» Task goal
Of all the lines in the material, how many include the word "true"? Reply with the number alone.

» Records from a data source
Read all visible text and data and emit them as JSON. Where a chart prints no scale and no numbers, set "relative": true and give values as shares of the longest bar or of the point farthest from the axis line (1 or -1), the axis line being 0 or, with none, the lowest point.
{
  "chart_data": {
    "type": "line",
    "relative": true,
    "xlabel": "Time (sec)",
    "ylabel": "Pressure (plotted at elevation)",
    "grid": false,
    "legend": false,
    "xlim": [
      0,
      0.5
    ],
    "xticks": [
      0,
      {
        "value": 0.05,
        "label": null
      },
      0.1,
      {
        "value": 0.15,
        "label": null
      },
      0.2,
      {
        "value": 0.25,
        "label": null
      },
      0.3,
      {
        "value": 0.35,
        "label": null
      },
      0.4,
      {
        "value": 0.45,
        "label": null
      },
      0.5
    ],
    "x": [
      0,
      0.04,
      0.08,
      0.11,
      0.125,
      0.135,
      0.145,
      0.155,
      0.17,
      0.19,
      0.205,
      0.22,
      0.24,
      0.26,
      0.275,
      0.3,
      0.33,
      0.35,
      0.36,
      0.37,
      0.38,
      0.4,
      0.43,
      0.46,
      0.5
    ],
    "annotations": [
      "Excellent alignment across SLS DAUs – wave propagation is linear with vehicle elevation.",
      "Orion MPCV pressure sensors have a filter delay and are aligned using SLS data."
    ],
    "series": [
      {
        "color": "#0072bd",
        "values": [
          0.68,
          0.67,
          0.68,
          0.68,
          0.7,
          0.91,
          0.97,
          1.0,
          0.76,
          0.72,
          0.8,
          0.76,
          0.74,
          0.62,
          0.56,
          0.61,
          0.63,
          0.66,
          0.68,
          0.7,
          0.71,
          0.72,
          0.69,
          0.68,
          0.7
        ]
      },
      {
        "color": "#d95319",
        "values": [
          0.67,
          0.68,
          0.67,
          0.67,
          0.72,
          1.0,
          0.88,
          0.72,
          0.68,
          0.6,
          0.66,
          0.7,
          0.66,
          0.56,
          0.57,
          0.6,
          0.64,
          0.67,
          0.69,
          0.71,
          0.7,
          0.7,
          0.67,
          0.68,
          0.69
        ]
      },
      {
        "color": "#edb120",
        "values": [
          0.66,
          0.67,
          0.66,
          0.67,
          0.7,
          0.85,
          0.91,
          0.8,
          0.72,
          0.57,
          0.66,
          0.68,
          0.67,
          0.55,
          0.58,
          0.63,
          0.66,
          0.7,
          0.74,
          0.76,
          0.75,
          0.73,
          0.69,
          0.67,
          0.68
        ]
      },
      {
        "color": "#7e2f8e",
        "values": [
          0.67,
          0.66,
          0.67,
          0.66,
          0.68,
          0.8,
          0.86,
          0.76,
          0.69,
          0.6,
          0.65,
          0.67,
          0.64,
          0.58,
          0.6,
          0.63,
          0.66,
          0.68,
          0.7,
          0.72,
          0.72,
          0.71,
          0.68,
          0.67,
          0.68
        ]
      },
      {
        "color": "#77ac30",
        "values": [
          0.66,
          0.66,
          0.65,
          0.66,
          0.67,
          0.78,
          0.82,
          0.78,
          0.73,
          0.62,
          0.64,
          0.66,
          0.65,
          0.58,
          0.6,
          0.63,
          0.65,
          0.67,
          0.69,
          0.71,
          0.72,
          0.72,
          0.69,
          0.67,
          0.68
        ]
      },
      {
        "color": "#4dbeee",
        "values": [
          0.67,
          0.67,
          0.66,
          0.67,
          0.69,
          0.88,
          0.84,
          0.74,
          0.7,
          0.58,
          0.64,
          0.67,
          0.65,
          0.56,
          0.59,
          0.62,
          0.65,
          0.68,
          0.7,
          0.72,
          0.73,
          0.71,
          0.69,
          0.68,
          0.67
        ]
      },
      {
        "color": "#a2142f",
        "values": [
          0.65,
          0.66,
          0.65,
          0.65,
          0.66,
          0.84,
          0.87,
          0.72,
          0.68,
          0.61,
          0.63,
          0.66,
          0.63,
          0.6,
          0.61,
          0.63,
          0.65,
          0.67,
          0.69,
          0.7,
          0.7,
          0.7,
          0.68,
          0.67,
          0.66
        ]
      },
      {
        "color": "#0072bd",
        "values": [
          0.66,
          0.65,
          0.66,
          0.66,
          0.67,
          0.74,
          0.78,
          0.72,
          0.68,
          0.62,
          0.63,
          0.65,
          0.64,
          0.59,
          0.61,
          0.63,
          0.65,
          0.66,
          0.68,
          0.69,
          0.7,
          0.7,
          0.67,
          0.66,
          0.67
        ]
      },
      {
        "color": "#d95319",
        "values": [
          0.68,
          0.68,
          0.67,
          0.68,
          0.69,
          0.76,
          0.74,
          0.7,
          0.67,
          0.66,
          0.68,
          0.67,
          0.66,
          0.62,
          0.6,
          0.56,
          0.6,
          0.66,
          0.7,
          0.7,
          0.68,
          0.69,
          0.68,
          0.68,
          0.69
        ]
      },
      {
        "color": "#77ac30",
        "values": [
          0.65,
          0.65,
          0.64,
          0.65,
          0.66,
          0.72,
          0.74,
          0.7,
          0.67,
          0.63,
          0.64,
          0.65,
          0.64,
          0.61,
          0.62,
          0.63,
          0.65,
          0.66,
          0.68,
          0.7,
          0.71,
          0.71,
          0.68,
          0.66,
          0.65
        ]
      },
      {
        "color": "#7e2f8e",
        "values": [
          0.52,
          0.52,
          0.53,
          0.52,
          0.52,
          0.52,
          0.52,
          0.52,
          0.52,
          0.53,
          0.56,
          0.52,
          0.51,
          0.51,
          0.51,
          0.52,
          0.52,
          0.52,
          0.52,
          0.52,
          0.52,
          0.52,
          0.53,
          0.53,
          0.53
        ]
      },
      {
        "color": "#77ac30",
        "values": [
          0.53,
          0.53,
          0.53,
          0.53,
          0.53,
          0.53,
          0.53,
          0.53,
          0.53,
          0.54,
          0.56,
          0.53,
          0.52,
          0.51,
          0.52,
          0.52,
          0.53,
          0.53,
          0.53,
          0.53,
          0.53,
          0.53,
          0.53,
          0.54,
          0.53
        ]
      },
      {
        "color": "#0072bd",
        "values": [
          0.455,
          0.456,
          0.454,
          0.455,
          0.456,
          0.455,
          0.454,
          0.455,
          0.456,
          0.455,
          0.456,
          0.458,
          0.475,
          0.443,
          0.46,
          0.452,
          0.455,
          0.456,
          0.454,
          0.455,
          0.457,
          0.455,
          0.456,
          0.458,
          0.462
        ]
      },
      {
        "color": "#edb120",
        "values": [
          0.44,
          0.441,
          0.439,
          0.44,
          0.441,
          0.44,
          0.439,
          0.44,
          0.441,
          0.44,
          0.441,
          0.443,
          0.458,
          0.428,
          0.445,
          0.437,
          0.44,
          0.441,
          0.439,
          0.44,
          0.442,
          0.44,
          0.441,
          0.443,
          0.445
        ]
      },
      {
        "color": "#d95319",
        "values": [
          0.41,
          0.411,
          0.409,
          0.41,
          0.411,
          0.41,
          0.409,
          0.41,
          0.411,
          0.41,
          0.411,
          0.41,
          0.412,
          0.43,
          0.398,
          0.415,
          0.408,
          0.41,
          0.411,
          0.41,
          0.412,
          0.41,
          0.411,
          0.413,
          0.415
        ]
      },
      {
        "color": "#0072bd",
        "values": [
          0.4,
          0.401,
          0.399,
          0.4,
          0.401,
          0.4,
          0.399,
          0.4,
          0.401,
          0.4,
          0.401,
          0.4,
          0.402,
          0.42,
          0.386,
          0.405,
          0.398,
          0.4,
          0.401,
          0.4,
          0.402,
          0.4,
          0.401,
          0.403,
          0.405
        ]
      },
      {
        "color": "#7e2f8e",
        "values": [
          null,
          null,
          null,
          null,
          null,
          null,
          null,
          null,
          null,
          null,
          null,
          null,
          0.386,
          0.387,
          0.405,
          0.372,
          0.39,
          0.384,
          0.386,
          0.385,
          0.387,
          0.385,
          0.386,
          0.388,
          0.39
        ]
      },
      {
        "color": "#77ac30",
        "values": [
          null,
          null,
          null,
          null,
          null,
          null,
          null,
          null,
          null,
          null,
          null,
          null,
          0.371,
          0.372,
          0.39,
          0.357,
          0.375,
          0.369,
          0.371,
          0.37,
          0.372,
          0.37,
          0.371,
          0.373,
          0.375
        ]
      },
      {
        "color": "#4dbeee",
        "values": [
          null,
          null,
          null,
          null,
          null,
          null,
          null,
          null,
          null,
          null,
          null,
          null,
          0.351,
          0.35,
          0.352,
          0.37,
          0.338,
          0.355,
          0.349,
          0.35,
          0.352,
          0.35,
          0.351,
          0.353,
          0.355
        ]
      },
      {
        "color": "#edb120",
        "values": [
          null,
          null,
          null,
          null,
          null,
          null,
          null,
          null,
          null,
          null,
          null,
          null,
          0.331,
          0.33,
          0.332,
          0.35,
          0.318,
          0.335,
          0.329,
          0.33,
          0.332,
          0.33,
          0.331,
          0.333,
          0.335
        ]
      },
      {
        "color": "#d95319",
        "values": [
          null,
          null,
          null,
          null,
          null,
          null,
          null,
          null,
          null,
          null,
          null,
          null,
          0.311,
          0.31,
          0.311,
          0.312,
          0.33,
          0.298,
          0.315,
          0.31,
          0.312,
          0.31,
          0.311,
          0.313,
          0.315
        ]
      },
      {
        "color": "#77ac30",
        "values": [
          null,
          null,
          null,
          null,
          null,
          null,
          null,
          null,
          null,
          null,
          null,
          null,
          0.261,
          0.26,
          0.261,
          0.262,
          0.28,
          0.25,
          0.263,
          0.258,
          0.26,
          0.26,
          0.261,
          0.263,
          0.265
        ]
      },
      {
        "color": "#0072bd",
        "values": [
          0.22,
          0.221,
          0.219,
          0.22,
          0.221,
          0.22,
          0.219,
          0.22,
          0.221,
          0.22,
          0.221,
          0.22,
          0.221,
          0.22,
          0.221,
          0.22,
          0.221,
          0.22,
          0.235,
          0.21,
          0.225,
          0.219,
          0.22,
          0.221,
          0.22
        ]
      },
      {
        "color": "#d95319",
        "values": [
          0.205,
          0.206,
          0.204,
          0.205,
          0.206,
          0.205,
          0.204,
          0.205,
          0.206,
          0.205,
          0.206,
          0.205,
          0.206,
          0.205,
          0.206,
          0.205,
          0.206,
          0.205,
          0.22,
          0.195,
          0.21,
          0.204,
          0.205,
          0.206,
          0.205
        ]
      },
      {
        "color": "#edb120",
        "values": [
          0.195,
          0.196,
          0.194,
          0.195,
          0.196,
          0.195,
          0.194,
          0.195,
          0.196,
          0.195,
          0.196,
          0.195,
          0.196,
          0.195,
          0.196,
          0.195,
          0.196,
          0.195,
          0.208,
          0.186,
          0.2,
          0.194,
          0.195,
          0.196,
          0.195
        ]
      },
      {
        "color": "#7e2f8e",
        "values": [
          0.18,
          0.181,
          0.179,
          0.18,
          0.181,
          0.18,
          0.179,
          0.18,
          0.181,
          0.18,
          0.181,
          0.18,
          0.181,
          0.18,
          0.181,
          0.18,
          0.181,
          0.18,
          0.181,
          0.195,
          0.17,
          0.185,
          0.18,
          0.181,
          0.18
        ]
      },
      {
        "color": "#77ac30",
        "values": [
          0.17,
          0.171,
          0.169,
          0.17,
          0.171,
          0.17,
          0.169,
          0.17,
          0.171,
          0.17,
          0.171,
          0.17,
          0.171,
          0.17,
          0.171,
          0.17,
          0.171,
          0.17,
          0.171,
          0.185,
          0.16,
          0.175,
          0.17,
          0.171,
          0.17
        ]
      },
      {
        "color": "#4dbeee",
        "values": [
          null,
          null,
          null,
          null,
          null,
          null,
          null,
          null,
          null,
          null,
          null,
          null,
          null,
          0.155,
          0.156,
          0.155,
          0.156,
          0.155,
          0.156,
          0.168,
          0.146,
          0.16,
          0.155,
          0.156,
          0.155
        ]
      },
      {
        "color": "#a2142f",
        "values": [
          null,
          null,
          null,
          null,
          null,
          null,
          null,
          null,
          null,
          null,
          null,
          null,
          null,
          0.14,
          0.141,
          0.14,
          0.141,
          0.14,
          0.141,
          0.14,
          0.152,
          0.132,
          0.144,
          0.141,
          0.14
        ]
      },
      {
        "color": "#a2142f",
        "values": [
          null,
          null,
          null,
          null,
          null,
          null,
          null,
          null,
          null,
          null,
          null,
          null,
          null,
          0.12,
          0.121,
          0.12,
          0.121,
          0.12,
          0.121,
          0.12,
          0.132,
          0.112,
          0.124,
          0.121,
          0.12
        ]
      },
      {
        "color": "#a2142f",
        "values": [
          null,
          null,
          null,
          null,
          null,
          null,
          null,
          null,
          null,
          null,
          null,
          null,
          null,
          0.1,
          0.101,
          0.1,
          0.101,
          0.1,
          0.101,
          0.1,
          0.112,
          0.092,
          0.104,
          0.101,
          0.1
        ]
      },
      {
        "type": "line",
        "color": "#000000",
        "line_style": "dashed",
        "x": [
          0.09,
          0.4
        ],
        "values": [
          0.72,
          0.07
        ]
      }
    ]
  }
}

» Written solution
2